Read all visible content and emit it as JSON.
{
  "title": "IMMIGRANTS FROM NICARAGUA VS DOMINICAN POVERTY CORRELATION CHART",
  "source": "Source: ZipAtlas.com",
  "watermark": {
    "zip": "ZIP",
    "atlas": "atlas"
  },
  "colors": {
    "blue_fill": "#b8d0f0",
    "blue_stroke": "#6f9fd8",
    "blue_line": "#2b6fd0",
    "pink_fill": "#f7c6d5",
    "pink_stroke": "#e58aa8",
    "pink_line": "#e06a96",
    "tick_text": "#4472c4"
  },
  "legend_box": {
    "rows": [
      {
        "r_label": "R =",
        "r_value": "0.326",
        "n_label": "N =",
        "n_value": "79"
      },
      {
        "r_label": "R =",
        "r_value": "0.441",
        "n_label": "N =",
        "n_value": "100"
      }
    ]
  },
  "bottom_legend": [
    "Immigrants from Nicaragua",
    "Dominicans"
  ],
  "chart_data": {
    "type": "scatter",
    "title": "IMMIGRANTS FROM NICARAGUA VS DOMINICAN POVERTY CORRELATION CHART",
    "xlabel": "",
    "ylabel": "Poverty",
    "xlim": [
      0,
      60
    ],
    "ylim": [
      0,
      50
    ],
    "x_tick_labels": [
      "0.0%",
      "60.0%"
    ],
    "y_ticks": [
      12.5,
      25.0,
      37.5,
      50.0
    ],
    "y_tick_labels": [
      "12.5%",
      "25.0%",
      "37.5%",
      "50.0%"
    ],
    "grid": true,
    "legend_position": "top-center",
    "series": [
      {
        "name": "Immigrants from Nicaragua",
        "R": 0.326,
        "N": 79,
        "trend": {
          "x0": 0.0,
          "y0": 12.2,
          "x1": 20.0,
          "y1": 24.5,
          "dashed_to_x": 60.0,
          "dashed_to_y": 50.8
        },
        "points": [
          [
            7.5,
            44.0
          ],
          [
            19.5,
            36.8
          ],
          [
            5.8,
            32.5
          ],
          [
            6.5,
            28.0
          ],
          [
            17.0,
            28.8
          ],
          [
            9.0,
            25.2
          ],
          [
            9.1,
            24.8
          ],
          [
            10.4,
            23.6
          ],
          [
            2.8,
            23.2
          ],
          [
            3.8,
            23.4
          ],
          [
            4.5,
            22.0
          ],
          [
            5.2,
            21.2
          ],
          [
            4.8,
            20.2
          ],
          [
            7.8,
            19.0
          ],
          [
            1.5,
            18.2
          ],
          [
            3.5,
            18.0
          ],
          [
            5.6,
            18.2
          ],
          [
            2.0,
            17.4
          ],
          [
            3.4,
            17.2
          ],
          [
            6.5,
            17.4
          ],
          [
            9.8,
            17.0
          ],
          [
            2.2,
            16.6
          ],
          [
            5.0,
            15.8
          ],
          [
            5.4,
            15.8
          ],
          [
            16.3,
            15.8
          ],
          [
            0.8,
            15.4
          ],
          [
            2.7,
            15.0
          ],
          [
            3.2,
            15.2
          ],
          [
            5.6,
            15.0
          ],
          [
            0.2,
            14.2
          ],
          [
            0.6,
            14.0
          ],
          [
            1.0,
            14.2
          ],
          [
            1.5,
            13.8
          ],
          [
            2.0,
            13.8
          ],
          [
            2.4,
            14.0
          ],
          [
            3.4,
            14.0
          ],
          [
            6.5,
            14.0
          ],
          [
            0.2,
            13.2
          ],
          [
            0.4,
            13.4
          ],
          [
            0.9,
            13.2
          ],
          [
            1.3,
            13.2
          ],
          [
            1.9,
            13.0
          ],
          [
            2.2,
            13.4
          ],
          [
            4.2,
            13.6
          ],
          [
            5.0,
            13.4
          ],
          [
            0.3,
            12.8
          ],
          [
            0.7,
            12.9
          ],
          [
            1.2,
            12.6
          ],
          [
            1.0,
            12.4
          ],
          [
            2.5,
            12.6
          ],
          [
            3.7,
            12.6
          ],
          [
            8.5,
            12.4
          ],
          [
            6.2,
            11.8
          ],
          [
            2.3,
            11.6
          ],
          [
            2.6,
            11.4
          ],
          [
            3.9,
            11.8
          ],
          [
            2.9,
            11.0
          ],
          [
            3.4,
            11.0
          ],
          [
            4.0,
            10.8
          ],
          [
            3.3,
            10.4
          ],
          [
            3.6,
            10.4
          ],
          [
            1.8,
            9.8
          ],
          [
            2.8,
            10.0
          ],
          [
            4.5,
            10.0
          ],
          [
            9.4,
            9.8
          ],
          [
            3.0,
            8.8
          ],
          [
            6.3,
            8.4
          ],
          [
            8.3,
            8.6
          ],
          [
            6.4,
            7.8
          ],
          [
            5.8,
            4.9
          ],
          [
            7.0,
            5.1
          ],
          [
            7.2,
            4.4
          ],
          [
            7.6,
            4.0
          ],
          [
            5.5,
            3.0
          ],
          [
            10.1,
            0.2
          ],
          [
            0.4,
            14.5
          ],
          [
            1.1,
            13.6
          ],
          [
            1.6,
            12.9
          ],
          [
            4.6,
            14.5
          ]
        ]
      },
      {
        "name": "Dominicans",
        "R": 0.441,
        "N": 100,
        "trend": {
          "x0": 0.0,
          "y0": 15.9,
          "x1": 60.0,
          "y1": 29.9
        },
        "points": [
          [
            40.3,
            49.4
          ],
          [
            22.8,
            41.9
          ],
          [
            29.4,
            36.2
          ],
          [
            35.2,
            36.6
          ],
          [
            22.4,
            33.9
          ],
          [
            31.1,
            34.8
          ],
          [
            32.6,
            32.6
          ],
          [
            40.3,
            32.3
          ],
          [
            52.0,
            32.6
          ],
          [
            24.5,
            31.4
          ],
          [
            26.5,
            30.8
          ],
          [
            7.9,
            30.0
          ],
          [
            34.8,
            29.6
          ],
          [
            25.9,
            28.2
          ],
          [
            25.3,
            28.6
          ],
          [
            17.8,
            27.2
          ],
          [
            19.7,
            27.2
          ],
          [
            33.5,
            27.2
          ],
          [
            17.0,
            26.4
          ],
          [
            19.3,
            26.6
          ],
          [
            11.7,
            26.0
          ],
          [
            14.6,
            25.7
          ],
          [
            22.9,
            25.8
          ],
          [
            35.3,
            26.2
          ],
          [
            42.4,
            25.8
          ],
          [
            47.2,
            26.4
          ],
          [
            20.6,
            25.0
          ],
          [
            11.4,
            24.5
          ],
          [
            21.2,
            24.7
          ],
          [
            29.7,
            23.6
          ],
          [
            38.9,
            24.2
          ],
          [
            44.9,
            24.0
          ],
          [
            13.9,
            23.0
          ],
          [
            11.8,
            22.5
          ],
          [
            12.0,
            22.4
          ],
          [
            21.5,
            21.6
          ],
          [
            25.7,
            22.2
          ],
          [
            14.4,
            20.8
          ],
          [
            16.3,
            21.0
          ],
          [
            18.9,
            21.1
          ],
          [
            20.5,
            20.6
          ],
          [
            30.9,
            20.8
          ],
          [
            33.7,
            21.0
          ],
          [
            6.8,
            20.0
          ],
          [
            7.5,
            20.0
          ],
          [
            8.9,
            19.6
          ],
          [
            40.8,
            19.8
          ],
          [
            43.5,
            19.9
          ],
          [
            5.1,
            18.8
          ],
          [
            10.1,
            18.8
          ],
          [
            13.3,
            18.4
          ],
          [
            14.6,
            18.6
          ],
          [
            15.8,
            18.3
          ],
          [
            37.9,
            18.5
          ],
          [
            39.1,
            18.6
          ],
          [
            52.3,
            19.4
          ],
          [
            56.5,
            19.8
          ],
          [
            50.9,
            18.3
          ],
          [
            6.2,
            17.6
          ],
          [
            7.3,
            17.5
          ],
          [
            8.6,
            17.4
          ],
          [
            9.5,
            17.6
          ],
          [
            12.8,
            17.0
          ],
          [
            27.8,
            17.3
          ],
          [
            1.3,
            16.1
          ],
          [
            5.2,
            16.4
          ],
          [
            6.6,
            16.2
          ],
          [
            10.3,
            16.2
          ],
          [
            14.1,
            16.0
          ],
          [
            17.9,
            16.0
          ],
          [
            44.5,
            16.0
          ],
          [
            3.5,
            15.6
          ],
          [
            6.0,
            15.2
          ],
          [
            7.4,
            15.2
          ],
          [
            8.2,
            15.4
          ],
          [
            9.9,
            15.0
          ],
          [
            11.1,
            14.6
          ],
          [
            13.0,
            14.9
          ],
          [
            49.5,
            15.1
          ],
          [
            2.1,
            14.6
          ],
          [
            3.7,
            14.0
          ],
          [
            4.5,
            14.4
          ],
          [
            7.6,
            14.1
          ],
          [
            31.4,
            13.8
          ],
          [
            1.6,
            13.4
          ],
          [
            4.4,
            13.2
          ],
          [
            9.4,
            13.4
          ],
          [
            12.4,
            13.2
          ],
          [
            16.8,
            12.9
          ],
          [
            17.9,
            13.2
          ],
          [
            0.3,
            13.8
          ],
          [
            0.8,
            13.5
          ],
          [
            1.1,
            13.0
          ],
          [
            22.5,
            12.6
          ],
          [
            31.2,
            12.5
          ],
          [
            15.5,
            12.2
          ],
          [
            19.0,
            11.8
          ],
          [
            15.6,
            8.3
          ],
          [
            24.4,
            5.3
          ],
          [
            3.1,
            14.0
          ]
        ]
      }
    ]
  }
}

What is being asked: Lines of the material that contain the word "name" are to be gathered.

Response to this exercise:
        "name": "Immigrants from Nicaragua",
        "name": "Dominicans",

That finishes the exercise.